§ **Task to carry out**: Reproduce all entries word for word.

----------------------------------------

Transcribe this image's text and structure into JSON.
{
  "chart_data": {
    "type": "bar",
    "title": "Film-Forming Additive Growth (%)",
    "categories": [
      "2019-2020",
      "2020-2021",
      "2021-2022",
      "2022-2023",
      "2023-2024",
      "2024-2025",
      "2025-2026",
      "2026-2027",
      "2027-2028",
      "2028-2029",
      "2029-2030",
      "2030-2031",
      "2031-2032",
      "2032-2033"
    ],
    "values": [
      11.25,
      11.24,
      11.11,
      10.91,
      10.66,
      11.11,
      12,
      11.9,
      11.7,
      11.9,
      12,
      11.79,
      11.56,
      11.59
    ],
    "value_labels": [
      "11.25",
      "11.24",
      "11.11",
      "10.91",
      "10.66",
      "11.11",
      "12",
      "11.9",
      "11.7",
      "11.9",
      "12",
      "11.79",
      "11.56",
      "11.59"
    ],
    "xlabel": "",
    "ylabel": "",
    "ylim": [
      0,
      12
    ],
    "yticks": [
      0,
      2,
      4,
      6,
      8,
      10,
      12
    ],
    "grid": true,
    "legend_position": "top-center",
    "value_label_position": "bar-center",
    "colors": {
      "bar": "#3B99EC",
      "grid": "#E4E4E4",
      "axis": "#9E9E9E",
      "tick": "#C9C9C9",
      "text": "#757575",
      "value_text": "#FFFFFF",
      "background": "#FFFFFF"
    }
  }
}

----------------------------------------

§ **Exercise response**:
Transcribe this image's text and structure into JSON.
{
  "chart_data": {
    "type": "bar",
    "title": "Film-Forming Additive Growth (%)",
    "categories": [
      "2019-2020",
      "2020-2021",
      "2021-2022",
      "2022-2023",
      "2023-2024",
      "2024-2025",
      "2025-2026",
      "2026-2027",
      "2027-2028",
      "2028-2029",
      "2029-2030",
      "2030-2031",
      "2031-2032",
      "2032-2033"
    ],
    "values": [
      11.25,
      11.24,
      11.11,
      10.91,
      10.66,
      11.11,
      12,
      11.9,
      11.7,
      11.9,
      12,
      11.79,
      11.56,
      11.59
    ],
    "value_labels": [
      "11.25",
      "11.24",
      "11.11",
      "10.91",
      "10.66",
      "11.11",
      "12",
      "11.9",
      "11.7",
      "11.9",
      "12",
      "11.79",
      "11.56",
      "11.59"
    ],
    "xlabel": "",
    "ylabel": "",
    "ylim": [
      0,
      12
    ],
    "yticks": [
      0,
      2,
      4,
      6,
      8,
      10,
      12
    ],
    "grid": true,
    "legend_position": "top-center",
    "value_label_position": "bar-center",
    "colors": {
      "bar": "#3B99EC",
      "grid": "#E4E4E4",
      "axis": "#9E9E9E",
      "tick": "#C9C9C9",
      "text": "#757575",
      "value_text": "#FFFFFF",
      "background": "#FFFFFF"
    }
  }
}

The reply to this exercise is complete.